_Given request_
Pick every line from the data that holds the word "Országh".

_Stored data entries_

* START *

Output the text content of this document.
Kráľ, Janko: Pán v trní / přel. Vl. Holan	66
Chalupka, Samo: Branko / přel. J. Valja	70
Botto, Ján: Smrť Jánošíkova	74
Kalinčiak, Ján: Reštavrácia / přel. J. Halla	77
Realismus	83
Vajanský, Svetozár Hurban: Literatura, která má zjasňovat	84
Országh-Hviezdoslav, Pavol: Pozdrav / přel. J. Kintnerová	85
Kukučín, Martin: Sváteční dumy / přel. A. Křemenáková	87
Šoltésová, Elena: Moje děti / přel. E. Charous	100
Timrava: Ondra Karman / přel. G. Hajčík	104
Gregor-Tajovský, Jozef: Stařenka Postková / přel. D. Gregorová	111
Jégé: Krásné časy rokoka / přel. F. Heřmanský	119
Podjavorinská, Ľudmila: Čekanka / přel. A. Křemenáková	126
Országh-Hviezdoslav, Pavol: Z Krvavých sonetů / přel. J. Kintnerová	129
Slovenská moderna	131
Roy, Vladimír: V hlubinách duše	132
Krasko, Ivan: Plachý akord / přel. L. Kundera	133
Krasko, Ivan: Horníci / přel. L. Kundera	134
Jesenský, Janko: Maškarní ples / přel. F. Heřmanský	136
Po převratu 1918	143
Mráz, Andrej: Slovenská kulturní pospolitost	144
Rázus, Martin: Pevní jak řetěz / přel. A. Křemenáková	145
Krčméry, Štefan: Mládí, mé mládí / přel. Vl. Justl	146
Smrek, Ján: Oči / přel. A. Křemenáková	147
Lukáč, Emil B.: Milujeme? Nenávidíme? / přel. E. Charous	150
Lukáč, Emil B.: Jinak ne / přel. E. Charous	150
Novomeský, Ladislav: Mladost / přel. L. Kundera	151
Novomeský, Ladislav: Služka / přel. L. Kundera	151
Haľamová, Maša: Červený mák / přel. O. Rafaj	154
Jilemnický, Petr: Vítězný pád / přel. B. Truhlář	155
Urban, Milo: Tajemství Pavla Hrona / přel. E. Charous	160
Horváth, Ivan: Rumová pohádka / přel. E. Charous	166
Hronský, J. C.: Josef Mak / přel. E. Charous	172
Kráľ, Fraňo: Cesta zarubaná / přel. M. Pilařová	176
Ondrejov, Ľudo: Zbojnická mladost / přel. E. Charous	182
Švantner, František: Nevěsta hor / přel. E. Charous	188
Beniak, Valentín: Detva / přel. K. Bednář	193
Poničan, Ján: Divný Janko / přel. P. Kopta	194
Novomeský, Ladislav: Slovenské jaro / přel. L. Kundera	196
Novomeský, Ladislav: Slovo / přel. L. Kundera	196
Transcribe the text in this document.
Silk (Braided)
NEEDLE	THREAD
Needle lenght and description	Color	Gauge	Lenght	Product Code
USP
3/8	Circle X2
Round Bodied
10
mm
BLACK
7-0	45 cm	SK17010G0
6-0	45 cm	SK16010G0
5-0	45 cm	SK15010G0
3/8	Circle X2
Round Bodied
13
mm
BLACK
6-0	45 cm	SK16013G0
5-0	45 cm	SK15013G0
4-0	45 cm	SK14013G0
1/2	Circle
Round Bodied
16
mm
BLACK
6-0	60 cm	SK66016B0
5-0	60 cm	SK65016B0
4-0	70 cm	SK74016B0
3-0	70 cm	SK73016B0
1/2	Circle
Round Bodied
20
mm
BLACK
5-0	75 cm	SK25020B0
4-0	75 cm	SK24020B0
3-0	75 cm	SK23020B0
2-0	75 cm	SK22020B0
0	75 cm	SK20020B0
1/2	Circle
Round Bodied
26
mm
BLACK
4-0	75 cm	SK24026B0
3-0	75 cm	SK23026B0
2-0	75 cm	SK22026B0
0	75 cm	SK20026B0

* END *

_Exercise result_
Országh-Hviezdoslav, Pavol: Pozdrav / přel. J. Kintnerová	85
Országh-Hviezdoslav, Pavol: Z Krvavých sonetů / přel. J. Kintnerová	129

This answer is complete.